===== Material shown

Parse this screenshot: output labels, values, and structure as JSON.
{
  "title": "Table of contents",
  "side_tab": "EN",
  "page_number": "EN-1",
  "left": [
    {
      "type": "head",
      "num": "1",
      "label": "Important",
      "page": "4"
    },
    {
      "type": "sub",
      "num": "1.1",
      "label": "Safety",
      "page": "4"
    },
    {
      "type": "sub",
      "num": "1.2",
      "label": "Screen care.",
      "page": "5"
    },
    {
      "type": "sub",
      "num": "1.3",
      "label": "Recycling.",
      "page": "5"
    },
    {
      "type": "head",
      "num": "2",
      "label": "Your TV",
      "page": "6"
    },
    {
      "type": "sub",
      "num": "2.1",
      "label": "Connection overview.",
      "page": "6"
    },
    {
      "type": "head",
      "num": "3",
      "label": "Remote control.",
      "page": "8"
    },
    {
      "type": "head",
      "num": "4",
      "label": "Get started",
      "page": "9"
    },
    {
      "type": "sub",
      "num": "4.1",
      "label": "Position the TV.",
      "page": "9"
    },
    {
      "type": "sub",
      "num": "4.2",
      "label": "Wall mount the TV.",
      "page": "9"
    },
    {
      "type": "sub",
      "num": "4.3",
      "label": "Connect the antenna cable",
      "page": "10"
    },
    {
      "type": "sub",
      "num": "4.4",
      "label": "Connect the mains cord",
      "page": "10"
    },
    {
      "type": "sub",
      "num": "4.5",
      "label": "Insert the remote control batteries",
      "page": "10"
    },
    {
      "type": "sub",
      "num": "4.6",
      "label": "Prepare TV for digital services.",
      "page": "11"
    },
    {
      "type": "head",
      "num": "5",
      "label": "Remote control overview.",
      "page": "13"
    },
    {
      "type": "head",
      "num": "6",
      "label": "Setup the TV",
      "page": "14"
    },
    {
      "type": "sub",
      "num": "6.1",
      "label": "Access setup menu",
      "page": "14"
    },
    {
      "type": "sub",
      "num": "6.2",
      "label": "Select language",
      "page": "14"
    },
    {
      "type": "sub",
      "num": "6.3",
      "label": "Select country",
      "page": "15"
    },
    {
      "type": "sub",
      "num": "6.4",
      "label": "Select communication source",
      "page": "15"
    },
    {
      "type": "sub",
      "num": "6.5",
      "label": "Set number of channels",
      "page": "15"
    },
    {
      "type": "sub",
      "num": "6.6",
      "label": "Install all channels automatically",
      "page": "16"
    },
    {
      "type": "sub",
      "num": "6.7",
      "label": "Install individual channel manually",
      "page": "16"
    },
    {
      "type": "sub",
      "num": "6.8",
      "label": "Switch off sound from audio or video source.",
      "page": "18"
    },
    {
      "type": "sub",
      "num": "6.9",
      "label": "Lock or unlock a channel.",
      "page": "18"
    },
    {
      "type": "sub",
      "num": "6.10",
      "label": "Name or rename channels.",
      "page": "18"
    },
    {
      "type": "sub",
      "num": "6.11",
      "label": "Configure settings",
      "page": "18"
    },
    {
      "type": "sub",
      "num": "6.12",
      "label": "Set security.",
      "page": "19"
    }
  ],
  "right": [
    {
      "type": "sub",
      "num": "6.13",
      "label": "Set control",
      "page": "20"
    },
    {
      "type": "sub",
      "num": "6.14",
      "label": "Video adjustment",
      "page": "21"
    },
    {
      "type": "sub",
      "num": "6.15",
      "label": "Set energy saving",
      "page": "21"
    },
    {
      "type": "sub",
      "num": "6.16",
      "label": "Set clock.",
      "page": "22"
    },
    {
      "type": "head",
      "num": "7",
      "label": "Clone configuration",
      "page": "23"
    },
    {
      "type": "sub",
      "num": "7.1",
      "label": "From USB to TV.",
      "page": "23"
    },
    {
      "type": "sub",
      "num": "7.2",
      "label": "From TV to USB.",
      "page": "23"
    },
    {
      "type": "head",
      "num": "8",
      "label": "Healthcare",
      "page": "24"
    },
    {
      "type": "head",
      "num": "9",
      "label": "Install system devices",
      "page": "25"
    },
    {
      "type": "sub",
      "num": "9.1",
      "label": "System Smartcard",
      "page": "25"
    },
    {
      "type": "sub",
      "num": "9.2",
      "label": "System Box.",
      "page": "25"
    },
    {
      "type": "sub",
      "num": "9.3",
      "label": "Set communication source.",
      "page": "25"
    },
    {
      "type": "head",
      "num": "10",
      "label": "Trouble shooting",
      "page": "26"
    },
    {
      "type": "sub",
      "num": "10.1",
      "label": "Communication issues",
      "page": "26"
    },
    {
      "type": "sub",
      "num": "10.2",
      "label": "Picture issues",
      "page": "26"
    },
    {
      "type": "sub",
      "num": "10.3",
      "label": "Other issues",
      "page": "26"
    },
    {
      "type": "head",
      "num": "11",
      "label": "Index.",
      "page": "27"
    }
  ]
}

==========

Exercise aim
Pull every line containing "control" out of the data above.

Result of the task
      "label": "Remote control.",
      "label": "Insert the remote control batteries",
      "label": "Remote control overview.",
      "label": "Set control",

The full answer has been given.